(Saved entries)
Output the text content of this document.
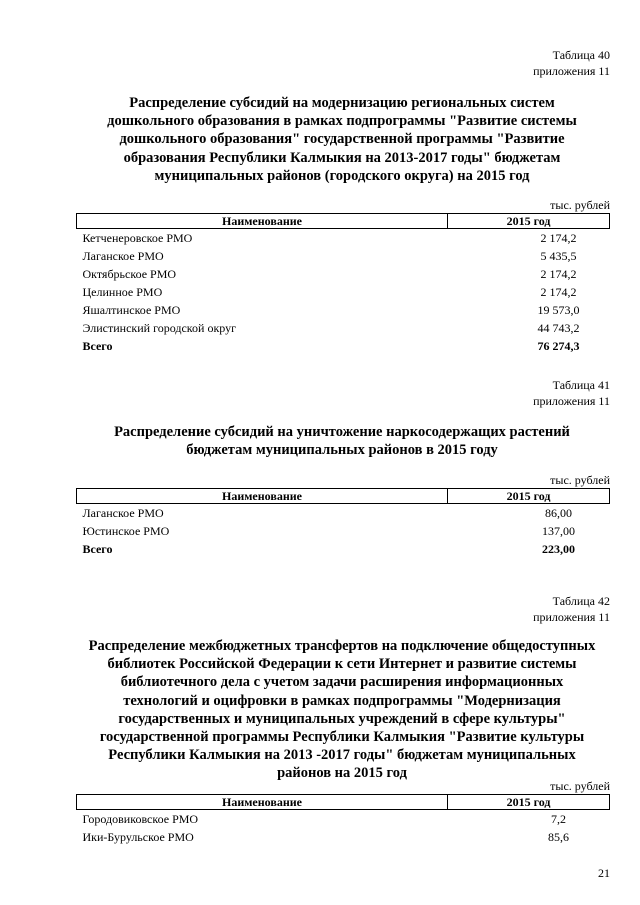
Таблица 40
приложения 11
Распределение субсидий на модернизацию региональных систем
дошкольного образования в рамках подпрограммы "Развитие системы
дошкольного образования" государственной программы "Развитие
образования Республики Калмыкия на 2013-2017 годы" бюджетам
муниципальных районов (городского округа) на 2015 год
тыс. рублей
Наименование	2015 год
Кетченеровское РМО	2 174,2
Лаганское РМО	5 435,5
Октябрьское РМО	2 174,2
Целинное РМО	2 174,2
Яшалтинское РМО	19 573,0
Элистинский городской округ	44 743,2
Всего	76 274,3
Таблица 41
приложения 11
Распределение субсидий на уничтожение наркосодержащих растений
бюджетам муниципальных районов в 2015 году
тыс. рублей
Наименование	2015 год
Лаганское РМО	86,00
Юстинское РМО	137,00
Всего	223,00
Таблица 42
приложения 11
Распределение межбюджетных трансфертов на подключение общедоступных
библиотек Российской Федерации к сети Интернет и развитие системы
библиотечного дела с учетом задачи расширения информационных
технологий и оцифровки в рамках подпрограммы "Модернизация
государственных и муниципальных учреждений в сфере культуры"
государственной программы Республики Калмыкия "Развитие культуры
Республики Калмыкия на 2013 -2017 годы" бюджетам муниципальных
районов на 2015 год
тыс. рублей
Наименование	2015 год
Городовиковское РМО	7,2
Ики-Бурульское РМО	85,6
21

---

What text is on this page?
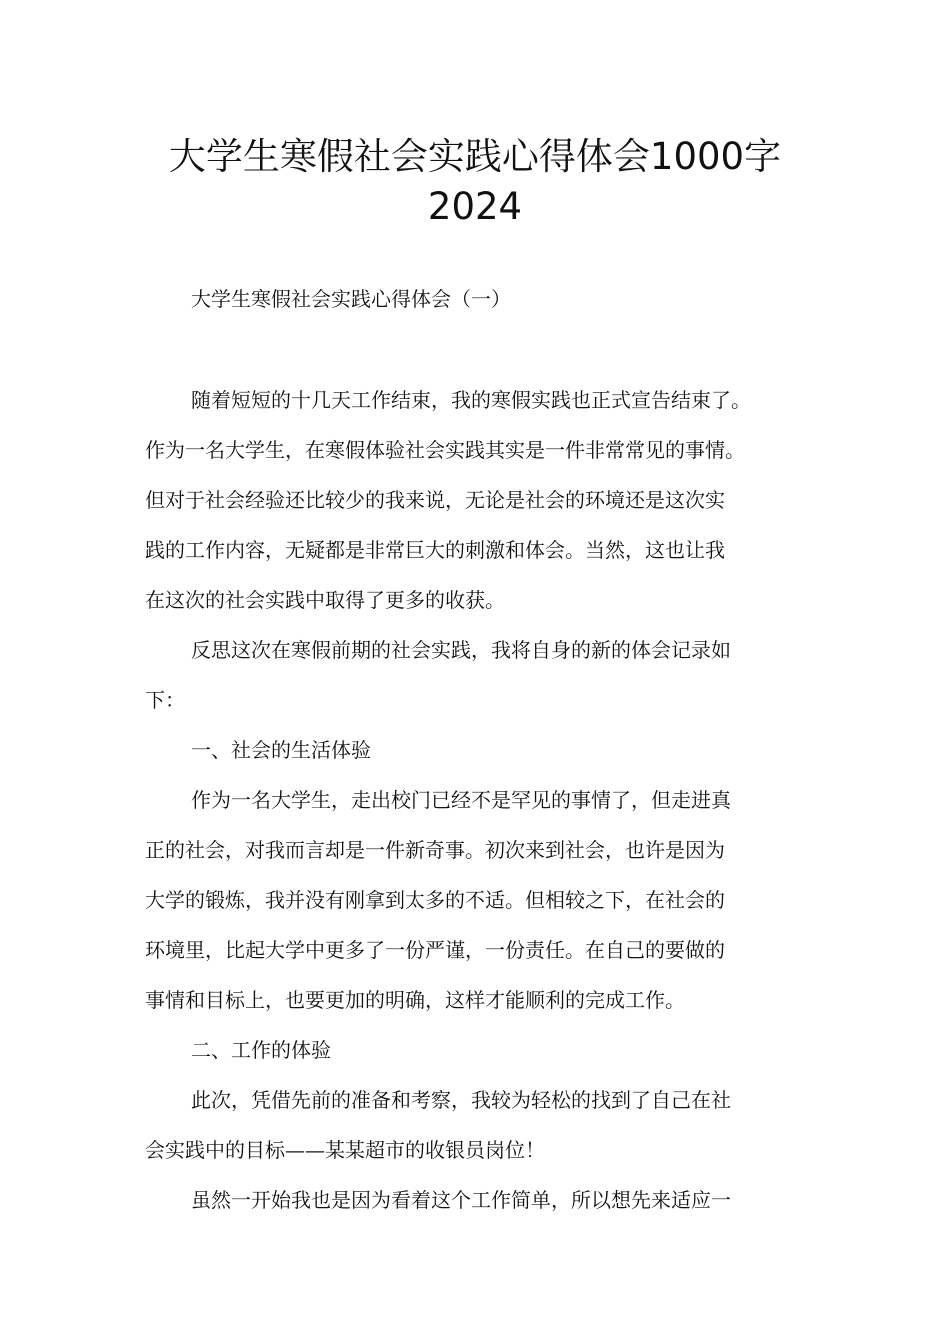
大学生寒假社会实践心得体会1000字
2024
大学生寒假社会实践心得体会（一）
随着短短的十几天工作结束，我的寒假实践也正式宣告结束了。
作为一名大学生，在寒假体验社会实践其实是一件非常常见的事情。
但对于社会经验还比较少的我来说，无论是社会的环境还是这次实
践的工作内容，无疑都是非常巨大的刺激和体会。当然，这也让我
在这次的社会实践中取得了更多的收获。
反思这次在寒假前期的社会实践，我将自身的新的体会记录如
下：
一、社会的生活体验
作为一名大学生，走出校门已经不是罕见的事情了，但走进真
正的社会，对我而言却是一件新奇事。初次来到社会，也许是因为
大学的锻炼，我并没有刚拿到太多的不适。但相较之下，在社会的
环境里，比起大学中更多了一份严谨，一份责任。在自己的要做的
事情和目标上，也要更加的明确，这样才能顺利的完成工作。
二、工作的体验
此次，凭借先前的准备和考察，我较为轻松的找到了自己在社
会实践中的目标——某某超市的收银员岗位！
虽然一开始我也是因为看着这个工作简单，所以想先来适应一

Stated exercise: Check every line of the entries above for the word "муниципальных" and report how many lines contain it, giving the number only.

Output below: 4